# DATA FOR THIS EXERCISE
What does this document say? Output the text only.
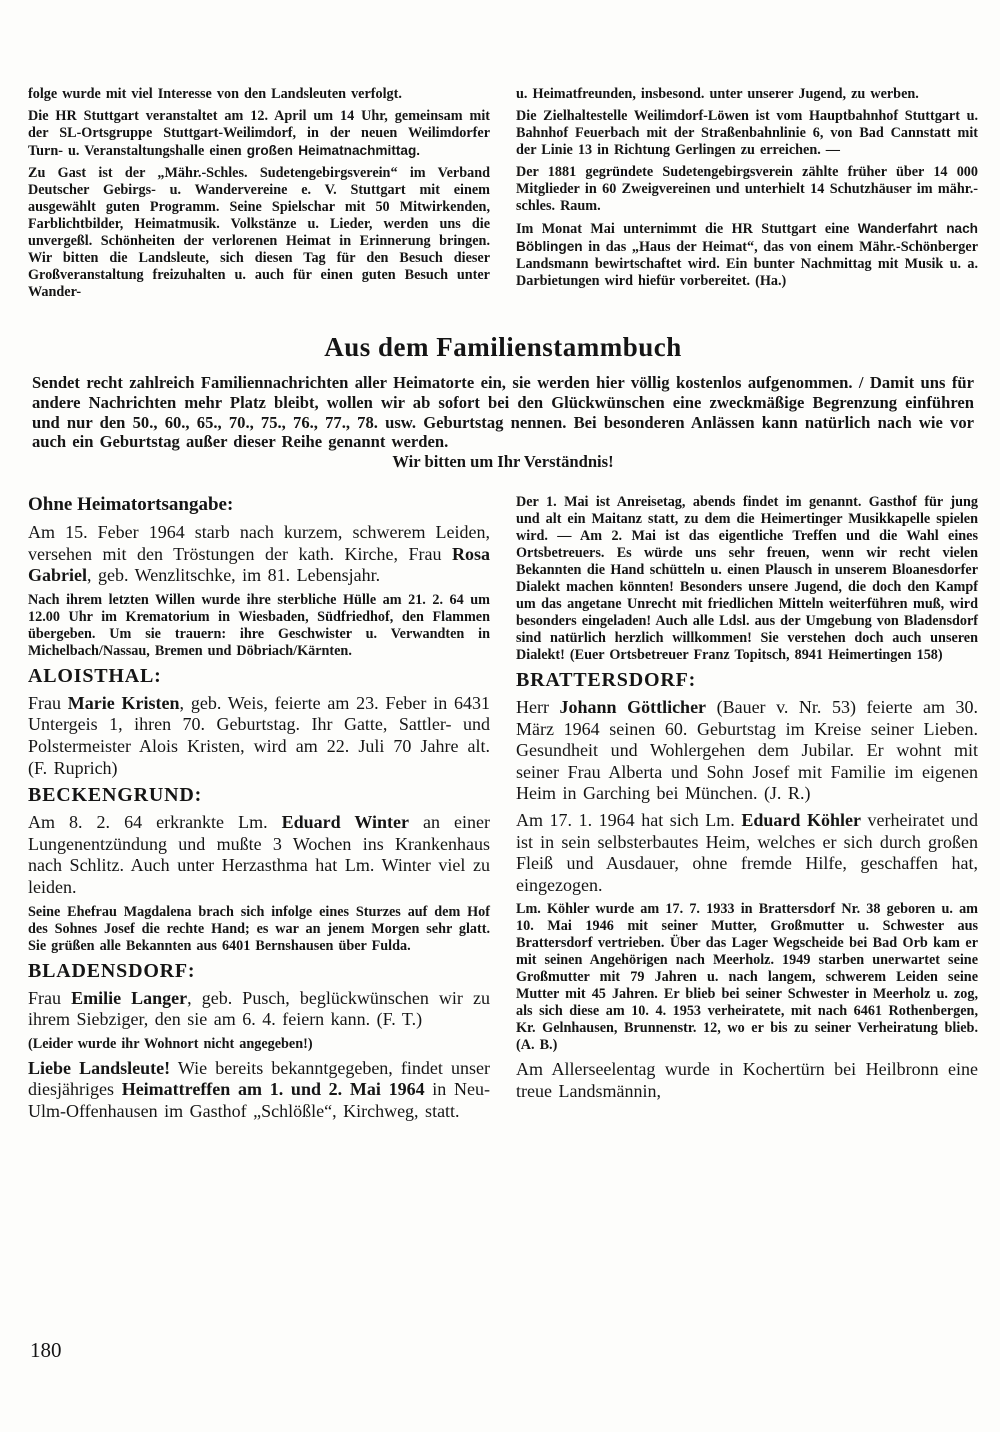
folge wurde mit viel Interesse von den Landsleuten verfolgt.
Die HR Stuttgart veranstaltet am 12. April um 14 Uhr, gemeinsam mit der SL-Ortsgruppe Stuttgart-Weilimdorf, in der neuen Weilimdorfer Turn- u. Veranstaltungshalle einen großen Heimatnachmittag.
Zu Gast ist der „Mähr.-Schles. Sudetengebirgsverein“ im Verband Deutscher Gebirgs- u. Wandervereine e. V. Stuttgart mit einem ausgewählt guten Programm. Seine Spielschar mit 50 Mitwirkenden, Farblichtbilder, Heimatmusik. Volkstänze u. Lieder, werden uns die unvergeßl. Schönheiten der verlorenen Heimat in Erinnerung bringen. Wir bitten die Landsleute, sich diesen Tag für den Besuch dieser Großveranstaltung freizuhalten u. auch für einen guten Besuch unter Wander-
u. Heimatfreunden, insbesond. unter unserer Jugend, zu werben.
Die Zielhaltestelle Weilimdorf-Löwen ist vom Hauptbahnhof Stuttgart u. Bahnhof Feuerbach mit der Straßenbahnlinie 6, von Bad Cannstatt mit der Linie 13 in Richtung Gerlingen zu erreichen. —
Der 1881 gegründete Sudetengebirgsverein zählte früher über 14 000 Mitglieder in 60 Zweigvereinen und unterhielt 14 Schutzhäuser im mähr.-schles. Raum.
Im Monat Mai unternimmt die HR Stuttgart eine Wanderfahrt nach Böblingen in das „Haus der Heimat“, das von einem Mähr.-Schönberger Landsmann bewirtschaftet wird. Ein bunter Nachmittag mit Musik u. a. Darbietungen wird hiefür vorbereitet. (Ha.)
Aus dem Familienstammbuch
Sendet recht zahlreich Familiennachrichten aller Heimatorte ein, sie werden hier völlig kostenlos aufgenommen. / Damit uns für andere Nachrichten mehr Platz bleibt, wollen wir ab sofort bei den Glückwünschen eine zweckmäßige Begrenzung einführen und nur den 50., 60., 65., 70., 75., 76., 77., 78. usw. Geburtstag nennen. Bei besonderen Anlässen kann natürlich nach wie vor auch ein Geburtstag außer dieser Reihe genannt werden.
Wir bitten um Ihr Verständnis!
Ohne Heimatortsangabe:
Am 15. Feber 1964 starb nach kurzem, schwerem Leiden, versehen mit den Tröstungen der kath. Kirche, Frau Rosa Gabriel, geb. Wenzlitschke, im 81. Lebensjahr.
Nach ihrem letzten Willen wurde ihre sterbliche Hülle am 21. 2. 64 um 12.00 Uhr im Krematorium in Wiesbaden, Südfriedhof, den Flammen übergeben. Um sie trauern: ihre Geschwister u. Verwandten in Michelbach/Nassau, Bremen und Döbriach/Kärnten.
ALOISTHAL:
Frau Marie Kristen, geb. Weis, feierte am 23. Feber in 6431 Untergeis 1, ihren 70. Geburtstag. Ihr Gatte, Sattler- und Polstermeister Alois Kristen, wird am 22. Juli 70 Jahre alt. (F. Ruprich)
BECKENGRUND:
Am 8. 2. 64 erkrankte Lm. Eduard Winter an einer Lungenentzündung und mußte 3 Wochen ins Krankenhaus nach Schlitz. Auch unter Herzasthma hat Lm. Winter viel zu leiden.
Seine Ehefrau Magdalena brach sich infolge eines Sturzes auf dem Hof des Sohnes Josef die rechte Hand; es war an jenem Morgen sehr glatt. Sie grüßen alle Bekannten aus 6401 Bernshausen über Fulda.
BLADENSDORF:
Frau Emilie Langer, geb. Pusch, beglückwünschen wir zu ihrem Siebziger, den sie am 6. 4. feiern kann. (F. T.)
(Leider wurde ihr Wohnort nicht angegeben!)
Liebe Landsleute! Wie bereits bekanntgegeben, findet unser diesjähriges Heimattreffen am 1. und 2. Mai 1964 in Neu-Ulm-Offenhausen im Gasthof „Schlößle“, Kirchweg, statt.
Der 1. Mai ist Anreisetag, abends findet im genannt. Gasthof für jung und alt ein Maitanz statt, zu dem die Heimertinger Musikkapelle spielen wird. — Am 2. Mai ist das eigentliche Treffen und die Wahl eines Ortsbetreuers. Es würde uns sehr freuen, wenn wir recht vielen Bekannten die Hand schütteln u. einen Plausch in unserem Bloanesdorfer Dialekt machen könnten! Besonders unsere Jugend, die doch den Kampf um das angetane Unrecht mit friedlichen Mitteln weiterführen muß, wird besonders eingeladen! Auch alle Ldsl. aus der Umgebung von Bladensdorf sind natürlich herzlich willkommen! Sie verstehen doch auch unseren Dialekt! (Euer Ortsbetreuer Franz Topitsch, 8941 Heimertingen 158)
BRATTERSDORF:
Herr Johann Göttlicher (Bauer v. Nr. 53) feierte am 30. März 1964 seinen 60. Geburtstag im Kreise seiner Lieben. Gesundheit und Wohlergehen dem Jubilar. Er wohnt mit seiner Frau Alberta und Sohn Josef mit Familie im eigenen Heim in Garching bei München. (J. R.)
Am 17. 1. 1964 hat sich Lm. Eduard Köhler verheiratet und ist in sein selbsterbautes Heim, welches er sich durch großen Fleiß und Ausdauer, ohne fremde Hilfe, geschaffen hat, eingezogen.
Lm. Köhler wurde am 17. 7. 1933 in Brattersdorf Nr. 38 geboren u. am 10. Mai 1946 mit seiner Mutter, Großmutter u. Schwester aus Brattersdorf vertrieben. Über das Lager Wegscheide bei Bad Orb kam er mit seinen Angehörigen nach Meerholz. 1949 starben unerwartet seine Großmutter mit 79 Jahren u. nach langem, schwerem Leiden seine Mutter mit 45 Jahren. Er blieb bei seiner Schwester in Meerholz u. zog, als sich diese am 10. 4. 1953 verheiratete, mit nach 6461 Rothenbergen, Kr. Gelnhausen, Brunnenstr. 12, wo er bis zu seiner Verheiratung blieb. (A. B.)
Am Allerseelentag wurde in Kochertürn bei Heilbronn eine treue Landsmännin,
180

---

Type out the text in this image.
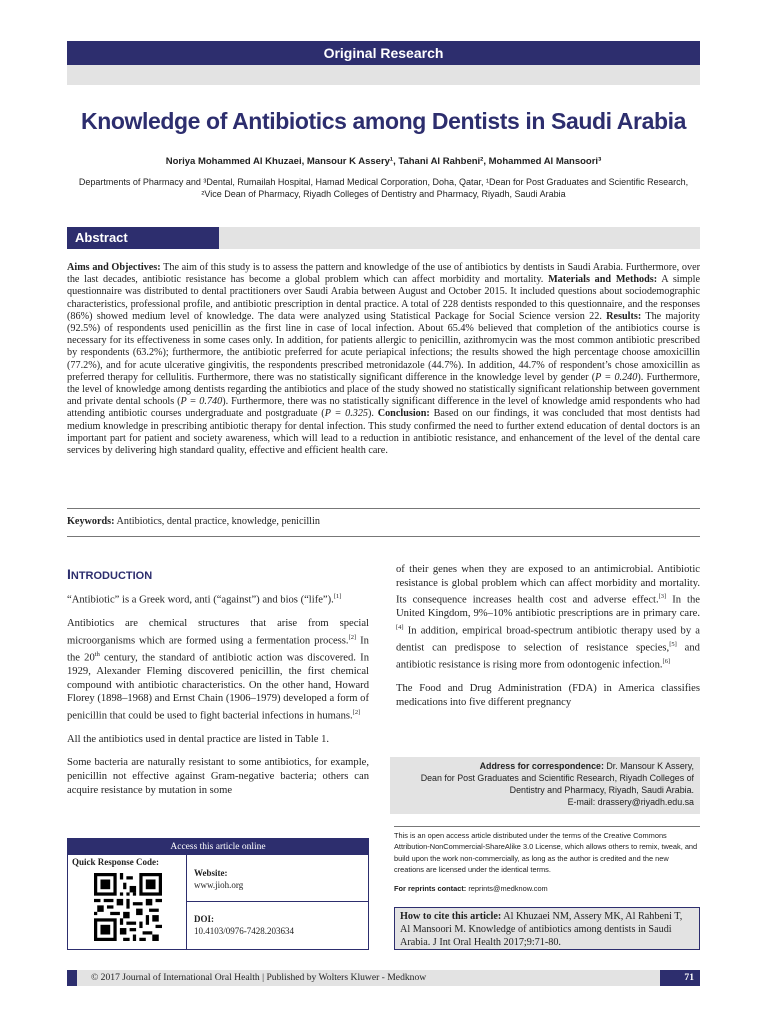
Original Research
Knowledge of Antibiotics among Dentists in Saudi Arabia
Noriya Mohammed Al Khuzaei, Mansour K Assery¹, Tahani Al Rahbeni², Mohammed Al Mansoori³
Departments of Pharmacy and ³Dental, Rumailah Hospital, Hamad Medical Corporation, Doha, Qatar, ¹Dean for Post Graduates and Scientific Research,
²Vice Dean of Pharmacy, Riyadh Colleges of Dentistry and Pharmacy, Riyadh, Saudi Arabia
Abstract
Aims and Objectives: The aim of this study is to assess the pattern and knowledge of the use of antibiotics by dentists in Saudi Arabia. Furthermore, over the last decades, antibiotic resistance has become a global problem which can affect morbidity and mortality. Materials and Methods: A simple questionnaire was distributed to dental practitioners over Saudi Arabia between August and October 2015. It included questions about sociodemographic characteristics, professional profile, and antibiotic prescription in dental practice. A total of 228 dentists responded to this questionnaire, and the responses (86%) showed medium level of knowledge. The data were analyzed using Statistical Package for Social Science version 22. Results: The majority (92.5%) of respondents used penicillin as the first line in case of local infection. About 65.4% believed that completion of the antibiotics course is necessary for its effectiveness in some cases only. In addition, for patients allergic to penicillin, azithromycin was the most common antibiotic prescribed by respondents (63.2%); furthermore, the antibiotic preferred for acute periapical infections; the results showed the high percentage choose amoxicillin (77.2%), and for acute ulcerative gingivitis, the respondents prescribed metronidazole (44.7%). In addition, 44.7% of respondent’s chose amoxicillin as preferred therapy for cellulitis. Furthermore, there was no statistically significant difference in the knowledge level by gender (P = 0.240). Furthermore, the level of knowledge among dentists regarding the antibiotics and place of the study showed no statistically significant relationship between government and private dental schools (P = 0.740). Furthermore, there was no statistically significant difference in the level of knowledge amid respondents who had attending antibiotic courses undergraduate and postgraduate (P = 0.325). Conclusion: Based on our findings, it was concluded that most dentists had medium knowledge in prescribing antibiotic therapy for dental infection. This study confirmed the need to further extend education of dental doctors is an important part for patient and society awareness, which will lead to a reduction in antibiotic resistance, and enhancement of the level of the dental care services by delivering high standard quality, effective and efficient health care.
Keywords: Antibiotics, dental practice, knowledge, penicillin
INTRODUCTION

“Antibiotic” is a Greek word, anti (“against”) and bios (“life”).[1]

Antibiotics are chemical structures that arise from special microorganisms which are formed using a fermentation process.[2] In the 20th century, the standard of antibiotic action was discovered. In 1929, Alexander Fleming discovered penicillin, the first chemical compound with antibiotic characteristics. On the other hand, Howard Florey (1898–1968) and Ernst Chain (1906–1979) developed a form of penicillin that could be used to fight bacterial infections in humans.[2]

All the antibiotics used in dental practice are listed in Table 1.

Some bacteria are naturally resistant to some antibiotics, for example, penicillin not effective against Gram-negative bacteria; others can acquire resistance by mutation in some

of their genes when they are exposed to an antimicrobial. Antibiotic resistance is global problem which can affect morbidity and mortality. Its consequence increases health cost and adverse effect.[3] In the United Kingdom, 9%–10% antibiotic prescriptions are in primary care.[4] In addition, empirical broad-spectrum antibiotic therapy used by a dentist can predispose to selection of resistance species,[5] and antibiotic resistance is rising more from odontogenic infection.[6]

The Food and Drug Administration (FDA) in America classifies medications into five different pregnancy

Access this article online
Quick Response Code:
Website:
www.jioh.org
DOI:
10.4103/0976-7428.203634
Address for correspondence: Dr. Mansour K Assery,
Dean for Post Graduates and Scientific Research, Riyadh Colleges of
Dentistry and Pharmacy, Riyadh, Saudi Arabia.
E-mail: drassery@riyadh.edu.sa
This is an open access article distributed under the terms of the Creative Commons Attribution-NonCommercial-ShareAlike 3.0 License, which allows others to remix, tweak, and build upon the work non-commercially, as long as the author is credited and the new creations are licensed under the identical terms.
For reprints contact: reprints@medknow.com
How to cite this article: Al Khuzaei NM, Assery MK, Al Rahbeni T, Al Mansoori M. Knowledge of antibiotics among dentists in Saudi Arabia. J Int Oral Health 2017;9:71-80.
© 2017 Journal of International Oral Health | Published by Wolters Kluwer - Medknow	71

...

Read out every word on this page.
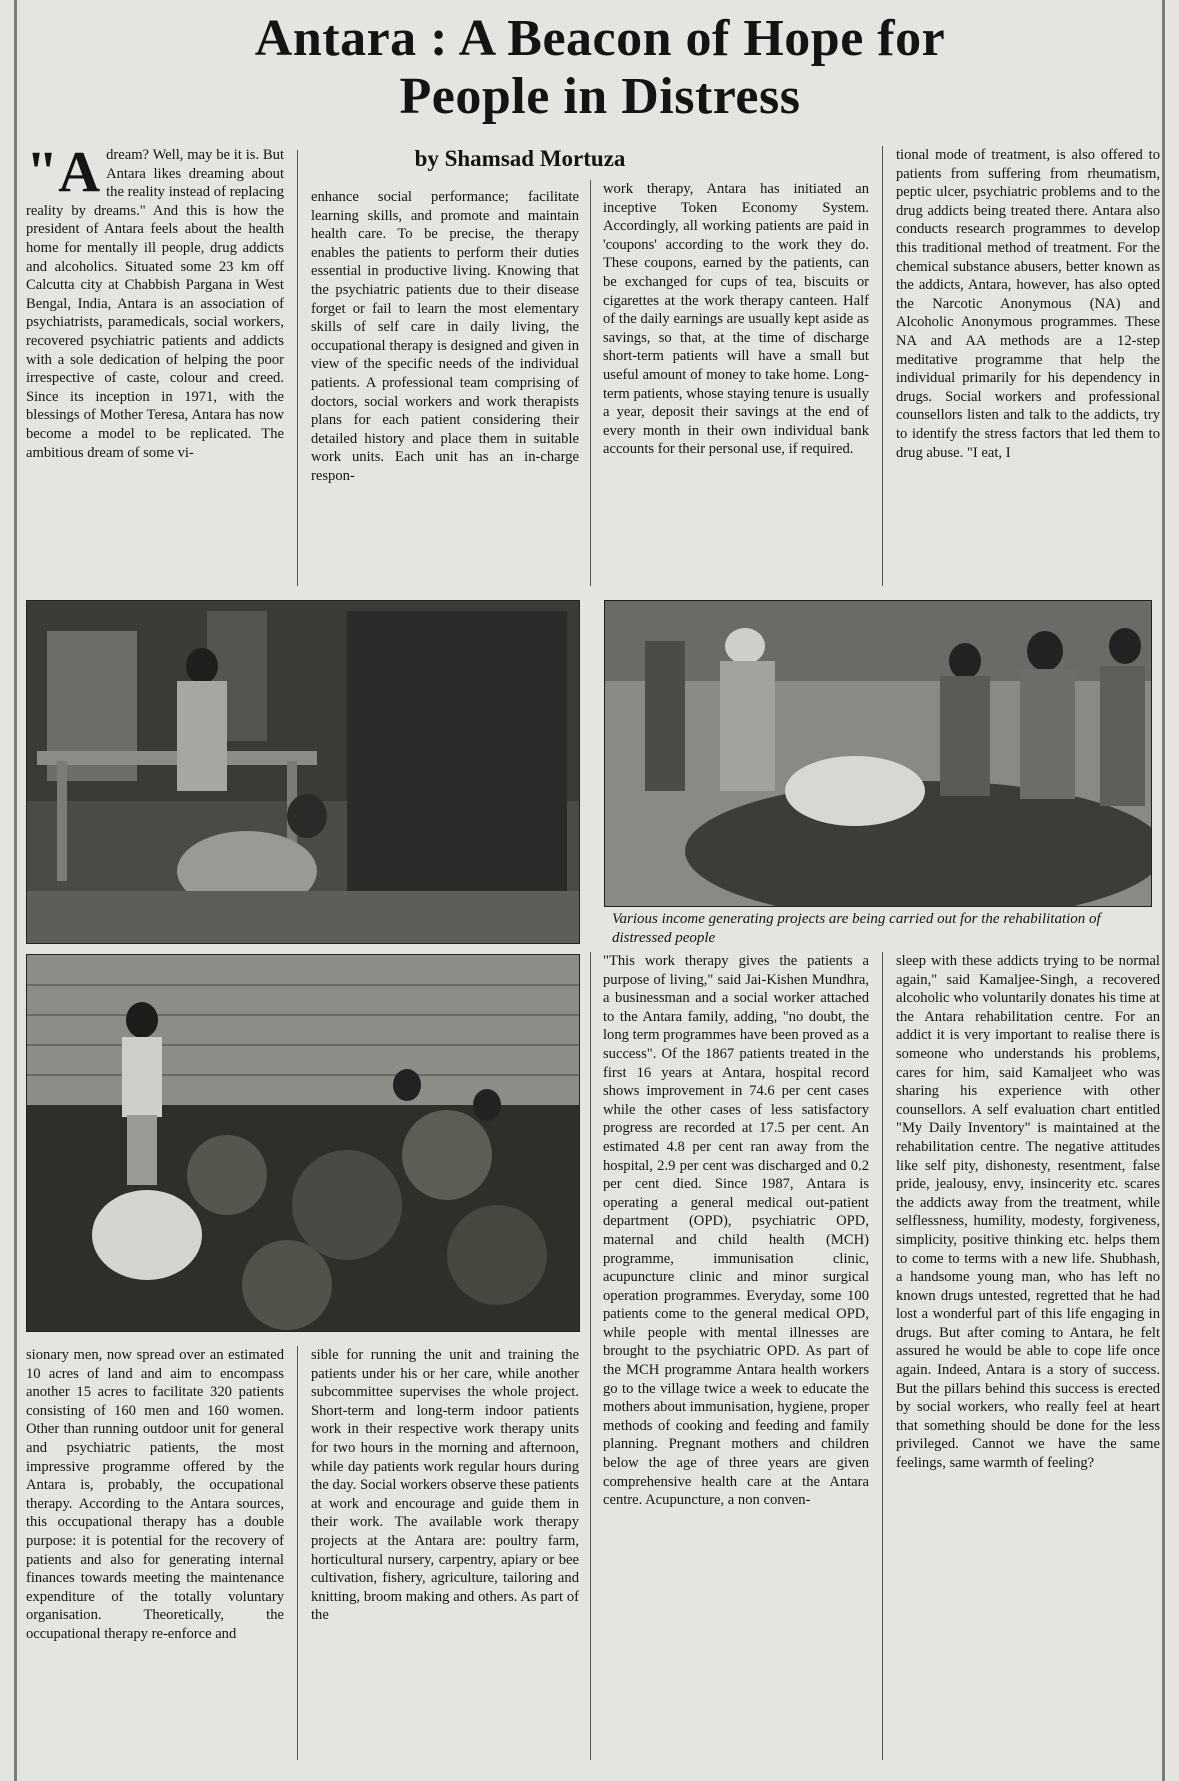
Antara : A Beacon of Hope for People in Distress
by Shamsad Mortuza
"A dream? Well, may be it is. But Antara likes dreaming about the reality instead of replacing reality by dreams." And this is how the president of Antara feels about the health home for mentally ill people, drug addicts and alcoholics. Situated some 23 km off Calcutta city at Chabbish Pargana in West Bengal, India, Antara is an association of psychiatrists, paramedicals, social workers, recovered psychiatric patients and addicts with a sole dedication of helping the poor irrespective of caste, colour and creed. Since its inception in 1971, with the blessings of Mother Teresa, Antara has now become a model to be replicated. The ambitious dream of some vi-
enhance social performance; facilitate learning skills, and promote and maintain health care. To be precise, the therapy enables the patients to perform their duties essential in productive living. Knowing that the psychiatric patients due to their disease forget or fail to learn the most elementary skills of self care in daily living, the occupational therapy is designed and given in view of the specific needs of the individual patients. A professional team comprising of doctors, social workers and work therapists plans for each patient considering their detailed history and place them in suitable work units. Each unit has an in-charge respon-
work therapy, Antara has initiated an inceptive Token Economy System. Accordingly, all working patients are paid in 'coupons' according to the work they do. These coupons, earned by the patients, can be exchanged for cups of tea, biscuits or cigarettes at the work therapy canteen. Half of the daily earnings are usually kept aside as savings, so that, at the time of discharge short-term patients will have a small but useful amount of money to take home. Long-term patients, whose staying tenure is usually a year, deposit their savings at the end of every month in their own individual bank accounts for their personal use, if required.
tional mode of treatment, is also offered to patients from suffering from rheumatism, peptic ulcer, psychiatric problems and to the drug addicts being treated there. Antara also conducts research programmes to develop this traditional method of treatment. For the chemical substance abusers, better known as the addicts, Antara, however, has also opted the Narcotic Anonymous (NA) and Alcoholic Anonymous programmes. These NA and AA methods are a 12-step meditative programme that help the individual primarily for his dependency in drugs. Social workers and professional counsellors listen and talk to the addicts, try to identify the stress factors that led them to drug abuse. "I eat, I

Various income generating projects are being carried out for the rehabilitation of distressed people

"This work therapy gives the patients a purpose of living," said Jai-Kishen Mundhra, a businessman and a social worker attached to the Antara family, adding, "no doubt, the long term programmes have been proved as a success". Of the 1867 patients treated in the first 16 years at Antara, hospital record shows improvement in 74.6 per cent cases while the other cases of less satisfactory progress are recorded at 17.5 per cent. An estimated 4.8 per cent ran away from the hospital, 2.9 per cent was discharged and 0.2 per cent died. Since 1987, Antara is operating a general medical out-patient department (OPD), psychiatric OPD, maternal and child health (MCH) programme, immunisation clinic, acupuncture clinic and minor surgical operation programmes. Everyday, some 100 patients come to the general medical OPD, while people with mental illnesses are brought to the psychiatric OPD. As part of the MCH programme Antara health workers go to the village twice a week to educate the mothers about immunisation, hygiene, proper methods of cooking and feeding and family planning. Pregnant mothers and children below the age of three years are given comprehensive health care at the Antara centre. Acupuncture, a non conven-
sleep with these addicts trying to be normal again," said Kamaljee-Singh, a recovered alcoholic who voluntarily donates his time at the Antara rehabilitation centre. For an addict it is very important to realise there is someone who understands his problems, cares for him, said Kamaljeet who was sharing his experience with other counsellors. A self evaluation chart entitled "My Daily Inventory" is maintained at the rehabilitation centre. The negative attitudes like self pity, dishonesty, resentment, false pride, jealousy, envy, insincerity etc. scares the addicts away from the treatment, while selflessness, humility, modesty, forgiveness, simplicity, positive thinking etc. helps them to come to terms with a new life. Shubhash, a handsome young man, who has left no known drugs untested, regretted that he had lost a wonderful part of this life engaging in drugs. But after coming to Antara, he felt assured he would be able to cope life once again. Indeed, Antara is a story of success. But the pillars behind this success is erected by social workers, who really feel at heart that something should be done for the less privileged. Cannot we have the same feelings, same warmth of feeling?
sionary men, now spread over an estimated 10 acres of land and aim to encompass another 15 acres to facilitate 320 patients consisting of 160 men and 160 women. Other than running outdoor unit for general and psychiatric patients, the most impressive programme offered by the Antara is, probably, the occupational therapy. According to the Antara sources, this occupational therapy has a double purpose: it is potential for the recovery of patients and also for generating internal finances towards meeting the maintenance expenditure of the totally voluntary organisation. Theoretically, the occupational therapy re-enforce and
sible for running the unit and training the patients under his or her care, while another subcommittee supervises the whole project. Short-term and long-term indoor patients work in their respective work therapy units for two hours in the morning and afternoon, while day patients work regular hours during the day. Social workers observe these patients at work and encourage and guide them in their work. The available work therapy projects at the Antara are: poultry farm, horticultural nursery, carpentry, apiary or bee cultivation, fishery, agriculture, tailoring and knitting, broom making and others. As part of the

# DESCRIPTION OF THE TASK
Filter the entries down to the lines holding the string "Scientific". Copy each of those lines.

# SOLUTION FOR THIS TASK
Departments of Pharmacy and ³Dental, Rumailah Hospital, Hamad Medical Corporation, Doha, Qatar, ¹Dean for Post Graduates and Scientific Research,
Dean for Post Graduates and Scientific Research, Riyadh Colleges of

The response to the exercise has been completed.